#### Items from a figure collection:
╔══

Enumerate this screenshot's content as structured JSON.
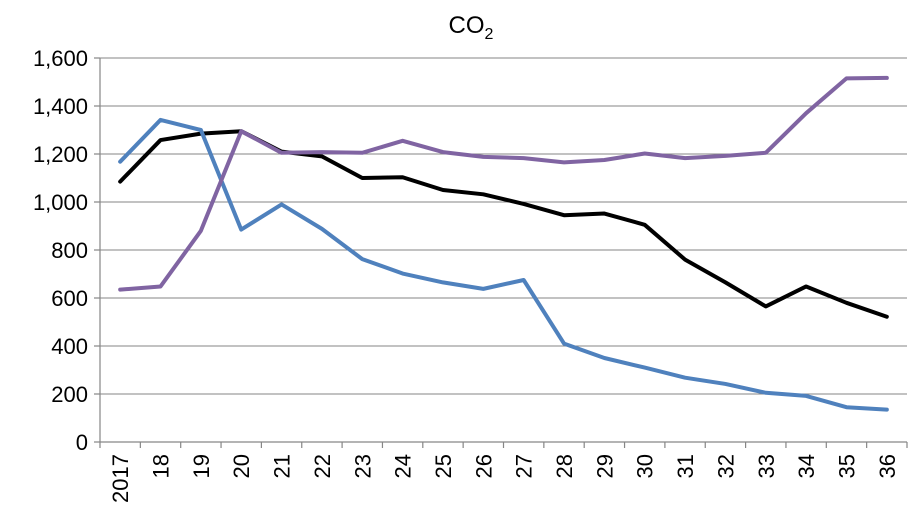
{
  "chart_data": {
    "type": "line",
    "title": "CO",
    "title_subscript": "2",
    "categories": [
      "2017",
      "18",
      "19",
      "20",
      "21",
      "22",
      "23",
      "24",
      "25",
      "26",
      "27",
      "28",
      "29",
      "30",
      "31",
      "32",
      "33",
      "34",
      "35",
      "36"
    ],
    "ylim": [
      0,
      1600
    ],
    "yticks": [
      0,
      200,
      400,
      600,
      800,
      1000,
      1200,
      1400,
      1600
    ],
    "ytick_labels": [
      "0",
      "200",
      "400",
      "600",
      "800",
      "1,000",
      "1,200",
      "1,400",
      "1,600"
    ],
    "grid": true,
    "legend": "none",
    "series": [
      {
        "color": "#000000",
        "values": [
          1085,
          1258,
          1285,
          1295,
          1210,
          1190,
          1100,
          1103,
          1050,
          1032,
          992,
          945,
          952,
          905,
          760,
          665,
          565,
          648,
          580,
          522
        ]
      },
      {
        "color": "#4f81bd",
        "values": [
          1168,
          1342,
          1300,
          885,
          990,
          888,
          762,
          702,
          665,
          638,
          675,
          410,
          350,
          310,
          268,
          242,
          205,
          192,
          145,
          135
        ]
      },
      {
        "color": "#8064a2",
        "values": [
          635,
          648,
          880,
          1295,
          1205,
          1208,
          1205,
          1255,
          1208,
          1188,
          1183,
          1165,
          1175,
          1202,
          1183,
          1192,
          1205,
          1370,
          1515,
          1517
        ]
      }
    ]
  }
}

╚══
╔══

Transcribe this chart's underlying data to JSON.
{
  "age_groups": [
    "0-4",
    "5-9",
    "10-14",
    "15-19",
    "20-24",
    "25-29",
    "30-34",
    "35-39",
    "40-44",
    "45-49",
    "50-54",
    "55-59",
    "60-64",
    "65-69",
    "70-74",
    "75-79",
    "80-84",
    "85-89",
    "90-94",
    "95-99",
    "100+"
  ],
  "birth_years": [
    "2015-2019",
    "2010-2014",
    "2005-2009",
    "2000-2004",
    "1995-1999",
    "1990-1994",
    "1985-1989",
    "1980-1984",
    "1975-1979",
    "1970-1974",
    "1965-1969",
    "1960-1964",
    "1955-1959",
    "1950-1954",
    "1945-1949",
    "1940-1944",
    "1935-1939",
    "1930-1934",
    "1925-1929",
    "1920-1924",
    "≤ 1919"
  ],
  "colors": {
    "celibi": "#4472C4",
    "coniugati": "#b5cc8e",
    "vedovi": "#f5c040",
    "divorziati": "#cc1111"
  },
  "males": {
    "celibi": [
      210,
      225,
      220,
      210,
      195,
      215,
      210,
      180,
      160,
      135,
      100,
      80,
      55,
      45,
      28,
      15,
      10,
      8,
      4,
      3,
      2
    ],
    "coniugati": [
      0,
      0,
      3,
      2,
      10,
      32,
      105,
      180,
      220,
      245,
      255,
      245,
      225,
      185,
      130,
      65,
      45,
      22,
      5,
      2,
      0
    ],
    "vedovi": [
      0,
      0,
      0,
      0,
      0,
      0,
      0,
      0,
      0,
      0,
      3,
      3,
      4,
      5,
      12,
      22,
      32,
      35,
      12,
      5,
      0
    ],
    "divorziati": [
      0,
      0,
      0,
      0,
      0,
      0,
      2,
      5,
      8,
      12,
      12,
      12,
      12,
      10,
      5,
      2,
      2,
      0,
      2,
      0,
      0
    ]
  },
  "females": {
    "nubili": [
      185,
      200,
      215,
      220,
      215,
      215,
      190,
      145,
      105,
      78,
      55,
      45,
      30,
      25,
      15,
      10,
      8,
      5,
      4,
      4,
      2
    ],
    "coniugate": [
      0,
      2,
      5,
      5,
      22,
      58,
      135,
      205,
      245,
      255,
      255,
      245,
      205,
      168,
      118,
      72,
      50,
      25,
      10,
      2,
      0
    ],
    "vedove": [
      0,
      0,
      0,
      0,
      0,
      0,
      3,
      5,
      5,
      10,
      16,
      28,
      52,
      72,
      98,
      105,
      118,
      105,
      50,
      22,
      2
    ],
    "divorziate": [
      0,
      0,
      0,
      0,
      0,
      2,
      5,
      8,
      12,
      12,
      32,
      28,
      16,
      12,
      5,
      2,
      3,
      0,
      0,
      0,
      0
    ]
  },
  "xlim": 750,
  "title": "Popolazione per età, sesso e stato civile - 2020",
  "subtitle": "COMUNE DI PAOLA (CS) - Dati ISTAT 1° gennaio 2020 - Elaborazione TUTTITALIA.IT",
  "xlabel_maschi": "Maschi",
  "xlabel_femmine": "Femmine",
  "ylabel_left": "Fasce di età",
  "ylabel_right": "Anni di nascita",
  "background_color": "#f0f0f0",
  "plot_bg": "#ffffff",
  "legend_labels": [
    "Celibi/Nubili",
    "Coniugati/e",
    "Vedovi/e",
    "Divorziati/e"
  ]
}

╚══
╔══

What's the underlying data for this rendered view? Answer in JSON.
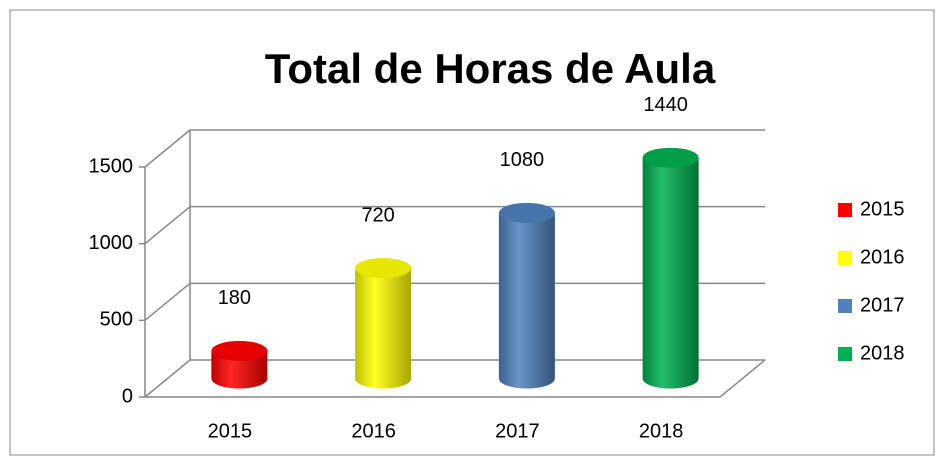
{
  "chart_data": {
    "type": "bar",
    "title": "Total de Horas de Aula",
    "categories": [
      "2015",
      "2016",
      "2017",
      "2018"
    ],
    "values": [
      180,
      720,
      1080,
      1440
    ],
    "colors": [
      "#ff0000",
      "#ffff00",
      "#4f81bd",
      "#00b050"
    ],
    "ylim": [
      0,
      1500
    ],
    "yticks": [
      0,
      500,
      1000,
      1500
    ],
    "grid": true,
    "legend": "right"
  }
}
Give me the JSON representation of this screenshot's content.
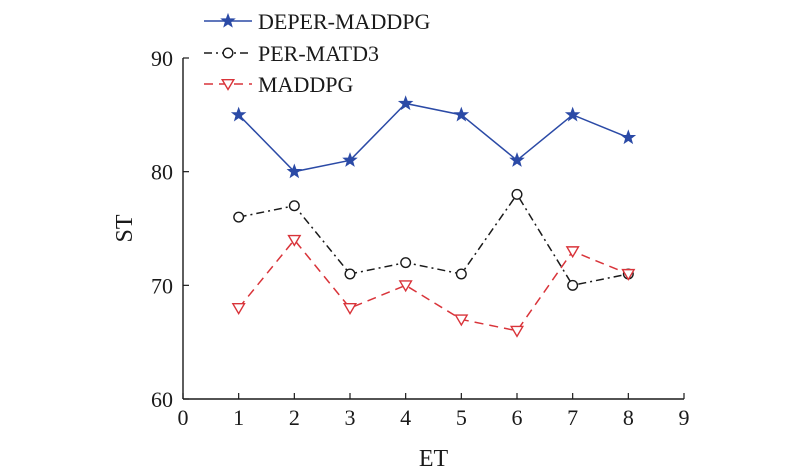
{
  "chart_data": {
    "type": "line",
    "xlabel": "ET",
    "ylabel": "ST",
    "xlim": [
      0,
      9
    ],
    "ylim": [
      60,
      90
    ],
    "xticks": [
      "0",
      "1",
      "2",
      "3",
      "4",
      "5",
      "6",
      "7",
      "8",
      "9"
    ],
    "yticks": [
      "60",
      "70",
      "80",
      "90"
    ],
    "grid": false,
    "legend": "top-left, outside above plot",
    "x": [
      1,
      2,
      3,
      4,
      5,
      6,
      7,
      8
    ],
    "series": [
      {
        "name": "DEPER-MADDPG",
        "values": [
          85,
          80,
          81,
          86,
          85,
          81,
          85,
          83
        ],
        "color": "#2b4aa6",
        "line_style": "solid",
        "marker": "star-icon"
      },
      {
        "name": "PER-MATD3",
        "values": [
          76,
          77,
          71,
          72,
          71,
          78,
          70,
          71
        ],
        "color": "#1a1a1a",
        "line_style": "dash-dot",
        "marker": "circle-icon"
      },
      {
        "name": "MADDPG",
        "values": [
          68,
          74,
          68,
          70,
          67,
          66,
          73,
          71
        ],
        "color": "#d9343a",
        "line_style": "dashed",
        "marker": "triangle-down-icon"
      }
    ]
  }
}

╚══

#### Job:
Go through the records and pull out each line that includes the word "marker".

#### Solution to the problem:
        "marker": "star-icon"
        "marker": "circle-icon"
        "marker": "triangle-down-icon"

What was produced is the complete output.